Written exercise:
Determine the number of lines that contain the word "sales", then state that number and nothing more.

Data provided:
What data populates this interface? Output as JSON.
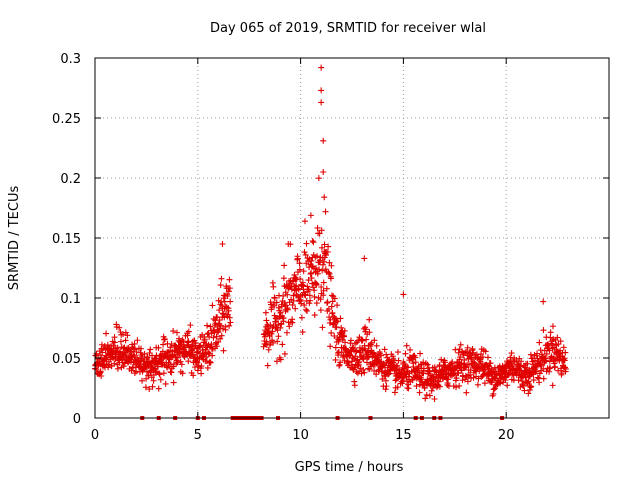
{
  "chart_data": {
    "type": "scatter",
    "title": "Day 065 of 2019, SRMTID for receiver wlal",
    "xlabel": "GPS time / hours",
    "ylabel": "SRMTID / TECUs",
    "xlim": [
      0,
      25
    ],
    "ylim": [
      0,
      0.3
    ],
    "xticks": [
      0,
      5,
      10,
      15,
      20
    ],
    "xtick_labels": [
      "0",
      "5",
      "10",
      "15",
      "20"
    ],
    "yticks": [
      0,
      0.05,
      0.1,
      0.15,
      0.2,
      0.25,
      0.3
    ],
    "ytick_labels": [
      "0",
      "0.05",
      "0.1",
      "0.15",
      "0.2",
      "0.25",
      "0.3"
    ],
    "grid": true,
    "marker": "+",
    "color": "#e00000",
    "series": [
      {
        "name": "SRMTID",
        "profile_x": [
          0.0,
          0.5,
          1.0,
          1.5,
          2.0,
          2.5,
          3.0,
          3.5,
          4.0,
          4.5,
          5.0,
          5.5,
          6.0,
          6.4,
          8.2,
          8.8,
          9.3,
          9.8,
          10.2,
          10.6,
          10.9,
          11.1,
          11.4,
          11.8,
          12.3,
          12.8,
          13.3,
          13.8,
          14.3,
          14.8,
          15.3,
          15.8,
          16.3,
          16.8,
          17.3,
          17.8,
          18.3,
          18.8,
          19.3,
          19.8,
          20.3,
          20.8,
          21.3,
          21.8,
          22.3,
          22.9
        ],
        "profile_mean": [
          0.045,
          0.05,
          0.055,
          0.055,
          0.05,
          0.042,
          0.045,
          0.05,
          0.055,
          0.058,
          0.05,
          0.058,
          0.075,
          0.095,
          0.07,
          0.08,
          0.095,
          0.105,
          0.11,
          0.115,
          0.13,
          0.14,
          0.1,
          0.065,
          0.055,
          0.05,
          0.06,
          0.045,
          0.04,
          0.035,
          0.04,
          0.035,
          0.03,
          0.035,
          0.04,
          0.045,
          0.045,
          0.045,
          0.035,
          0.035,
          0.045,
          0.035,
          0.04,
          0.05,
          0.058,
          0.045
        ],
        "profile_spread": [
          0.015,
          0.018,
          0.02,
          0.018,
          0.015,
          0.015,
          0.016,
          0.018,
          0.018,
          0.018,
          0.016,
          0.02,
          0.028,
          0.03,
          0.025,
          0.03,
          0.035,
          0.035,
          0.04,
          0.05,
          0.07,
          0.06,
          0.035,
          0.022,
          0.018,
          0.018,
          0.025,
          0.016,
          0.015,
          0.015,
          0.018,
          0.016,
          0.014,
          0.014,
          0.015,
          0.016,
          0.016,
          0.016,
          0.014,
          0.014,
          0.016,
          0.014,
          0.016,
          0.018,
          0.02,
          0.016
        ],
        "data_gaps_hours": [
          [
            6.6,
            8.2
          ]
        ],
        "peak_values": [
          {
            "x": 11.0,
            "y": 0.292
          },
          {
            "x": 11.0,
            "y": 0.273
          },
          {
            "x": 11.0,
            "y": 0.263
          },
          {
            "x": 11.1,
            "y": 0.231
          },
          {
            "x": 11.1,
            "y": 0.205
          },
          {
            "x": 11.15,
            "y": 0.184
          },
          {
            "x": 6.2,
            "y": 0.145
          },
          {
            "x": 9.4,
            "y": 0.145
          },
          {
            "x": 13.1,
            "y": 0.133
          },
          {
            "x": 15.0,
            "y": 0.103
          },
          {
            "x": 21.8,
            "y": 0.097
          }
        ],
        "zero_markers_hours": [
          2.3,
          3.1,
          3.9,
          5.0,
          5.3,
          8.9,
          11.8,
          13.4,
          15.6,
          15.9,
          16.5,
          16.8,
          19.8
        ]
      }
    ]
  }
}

==

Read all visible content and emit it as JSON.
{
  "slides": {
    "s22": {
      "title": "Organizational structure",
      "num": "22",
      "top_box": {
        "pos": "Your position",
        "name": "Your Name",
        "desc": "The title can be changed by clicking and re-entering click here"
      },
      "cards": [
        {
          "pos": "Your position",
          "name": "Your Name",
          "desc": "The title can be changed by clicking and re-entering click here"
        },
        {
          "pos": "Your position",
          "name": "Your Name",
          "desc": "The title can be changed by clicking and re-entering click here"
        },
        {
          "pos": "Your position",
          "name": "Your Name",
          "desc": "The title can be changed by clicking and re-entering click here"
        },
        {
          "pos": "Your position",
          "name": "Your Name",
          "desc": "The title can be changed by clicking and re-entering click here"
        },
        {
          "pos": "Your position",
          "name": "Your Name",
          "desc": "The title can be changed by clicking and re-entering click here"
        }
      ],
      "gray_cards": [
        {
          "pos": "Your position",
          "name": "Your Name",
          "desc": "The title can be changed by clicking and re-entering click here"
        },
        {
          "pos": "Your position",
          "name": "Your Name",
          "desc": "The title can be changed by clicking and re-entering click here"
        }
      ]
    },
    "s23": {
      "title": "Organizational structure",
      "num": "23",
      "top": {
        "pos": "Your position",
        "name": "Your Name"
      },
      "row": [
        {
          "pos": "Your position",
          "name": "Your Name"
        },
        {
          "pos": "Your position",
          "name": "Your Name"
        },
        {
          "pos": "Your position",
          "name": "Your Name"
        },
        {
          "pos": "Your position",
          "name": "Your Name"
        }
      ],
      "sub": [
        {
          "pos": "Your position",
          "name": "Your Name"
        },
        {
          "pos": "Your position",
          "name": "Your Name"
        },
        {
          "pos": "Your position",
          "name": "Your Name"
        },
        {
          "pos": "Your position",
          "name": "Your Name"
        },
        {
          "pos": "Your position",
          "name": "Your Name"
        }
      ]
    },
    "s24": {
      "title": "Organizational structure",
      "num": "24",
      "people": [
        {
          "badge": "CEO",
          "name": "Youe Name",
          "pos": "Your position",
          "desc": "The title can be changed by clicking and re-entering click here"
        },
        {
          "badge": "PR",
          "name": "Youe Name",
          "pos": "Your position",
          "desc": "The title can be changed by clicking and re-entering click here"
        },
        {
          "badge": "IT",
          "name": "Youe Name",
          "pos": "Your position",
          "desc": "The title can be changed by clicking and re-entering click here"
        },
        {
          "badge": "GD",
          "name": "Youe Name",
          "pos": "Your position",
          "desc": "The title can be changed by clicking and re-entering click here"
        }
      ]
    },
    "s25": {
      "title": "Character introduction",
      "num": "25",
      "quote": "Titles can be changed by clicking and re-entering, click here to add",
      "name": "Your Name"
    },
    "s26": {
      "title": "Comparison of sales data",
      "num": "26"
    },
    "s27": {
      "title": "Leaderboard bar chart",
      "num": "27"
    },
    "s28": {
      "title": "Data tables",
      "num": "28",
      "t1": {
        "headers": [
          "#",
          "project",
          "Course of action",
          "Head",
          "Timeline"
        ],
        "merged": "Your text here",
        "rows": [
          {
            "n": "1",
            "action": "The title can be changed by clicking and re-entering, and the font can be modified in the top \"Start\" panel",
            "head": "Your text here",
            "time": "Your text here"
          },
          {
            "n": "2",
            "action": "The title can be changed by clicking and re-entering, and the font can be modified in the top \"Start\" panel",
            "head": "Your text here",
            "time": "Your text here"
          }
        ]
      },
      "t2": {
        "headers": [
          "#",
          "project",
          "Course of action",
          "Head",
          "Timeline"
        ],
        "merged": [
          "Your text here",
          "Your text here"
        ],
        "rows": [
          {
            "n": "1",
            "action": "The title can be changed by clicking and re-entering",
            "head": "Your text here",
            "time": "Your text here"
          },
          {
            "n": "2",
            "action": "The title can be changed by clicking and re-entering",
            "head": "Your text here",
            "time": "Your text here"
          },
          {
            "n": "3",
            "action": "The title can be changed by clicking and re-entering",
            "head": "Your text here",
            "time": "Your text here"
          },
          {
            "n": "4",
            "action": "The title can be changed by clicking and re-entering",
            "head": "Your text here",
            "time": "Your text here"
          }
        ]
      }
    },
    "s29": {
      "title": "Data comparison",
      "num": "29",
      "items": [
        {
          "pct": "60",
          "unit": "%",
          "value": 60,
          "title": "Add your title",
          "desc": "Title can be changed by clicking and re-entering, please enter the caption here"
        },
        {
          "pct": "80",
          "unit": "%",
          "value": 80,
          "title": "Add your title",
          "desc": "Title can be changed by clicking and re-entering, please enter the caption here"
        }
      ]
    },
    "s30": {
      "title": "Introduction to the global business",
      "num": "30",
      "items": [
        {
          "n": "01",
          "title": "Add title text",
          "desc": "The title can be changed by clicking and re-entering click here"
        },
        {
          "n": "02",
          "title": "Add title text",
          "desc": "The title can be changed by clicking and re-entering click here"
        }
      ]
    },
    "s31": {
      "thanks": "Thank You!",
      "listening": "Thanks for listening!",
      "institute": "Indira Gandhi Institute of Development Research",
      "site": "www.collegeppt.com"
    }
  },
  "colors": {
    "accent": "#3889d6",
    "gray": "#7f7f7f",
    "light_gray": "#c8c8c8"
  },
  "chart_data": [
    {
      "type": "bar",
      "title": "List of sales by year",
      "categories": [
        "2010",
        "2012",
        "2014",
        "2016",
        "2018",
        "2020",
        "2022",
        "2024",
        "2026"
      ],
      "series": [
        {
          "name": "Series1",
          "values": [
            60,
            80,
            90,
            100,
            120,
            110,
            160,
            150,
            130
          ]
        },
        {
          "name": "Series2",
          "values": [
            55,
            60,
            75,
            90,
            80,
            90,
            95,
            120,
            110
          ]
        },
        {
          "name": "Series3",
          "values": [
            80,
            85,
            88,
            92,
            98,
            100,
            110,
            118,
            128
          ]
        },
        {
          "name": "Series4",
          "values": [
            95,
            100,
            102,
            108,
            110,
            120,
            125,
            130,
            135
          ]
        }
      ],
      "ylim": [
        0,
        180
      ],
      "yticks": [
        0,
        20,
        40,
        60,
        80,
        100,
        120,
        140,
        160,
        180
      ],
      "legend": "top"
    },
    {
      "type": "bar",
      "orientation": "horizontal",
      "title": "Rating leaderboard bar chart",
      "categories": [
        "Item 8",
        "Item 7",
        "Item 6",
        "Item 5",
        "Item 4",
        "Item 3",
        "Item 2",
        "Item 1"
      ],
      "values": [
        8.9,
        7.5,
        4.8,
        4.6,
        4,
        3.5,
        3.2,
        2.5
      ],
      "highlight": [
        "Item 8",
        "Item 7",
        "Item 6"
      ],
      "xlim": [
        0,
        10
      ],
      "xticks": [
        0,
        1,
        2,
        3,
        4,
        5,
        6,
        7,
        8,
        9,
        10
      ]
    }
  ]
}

Solution for this exercise:
2